## Your task
The answer is one number: how many lines in the data below hold "this".

(Stored data)
--- START ---

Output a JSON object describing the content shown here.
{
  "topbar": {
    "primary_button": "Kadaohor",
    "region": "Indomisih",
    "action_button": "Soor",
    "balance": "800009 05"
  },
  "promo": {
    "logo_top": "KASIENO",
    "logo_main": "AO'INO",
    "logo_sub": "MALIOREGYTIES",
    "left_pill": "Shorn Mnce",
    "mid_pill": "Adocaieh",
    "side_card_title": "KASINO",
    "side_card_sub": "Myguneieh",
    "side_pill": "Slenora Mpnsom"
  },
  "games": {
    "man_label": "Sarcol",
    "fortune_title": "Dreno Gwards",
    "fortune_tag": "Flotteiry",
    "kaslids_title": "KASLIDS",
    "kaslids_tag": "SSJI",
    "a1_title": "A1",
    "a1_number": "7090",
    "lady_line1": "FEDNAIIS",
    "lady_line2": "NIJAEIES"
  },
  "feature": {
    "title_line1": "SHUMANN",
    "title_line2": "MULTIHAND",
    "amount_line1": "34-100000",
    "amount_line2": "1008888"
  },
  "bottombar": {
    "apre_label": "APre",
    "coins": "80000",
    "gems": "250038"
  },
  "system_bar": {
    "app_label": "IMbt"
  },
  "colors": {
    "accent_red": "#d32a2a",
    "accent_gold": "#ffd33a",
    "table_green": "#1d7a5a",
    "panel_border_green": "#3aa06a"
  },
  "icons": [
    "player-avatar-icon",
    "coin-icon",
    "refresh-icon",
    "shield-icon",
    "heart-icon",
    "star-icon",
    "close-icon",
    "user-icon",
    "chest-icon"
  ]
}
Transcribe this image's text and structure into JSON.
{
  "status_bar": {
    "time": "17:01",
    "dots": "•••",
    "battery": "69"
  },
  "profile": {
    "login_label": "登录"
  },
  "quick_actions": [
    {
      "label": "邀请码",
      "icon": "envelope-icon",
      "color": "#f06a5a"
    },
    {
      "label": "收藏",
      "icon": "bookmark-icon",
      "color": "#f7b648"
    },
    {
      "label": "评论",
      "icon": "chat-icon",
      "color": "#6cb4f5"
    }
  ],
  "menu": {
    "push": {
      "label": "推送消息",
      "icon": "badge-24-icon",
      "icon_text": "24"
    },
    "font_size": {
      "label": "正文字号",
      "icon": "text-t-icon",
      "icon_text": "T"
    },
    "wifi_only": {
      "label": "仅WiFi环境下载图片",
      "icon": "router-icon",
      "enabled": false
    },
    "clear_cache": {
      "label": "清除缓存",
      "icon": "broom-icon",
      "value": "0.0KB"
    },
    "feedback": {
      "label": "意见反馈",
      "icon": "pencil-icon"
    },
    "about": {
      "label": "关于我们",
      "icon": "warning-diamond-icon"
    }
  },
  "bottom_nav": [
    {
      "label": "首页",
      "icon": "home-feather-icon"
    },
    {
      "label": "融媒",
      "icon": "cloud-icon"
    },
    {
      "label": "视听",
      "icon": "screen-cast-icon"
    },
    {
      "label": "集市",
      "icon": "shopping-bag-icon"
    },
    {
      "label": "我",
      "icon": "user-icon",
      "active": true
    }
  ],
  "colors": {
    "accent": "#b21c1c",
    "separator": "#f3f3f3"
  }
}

--- END ---
--- START ---

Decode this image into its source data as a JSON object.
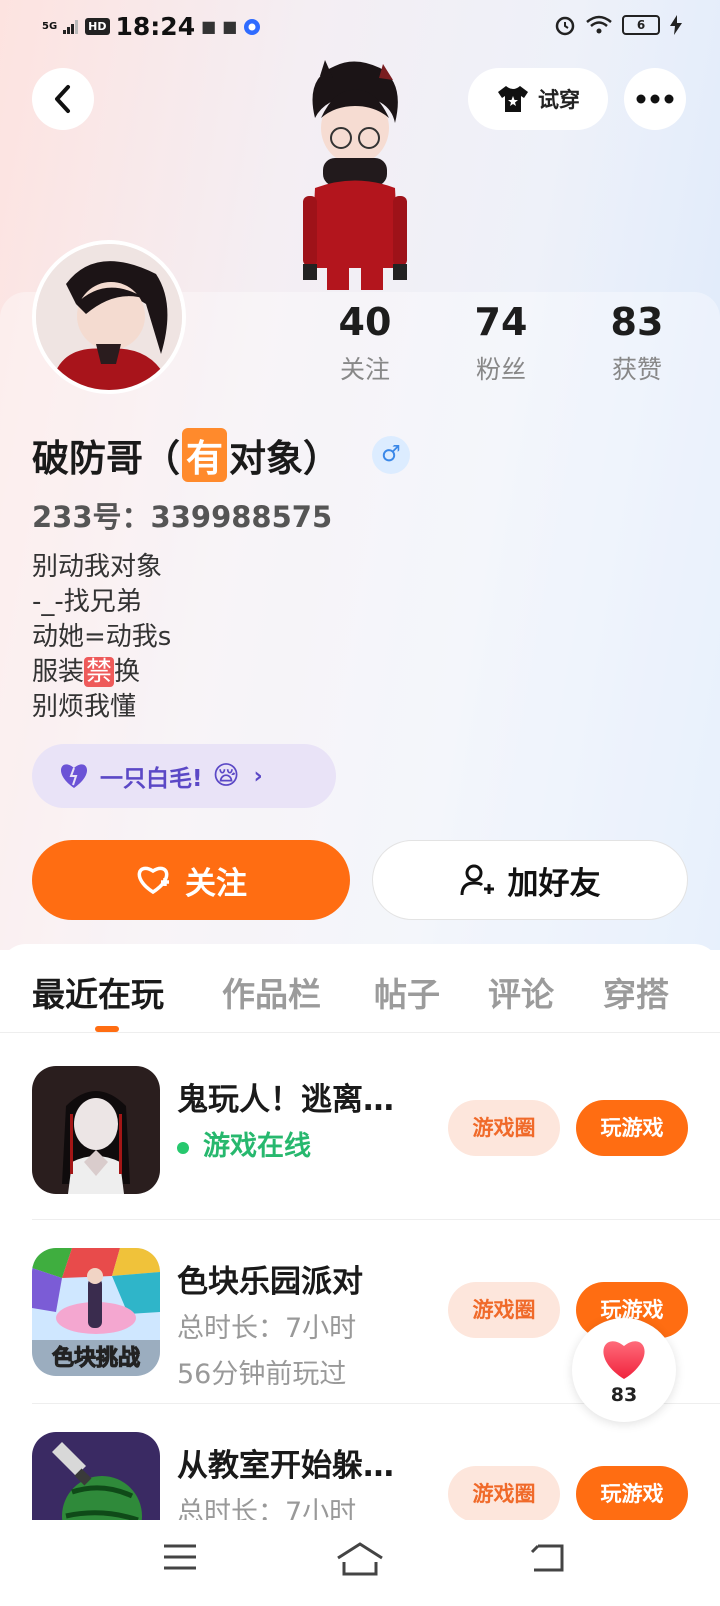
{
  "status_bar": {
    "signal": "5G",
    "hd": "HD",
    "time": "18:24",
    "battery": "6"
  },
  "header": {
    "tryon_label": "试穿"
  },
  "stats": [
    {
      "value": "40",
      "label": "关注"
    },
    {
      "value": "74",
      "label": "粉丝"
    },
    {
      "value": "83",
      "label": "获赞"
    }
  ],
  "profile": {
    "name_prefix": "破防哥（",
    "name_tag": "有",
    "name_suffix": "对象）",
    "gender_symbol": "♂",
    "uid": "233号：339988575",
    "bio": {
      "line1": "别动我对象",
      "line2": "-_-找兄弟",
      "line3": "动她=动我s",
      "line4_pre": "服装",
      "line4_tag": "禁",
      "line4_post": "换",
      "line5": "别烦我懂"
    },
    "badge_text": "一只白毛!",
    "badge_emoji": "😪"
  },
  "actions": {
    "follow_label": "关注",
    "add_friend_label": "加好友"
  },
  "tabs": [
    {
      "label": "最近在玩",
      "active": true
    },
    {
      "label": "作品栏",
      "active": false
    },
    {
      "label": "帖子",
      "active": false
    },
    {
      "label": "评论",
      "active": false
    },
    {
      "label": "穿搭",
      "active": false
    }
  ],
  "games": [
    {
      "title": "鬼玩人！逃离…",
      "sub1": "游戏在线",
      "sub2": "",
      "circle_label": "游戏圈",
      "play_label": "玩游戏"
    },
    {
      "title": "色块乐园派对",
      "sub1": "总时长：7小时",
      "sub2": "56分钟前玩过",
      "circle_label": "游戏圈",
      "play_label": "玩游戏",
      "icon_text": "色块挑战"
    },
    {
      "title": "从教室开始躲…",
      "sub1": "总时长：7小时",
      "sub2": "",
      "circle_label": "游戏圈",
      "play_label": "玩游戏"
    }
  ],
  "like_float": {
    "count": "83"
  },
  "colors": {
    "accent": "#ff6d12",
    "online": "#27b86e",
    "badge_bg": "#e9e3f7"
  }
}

--- END ---

## Task response
2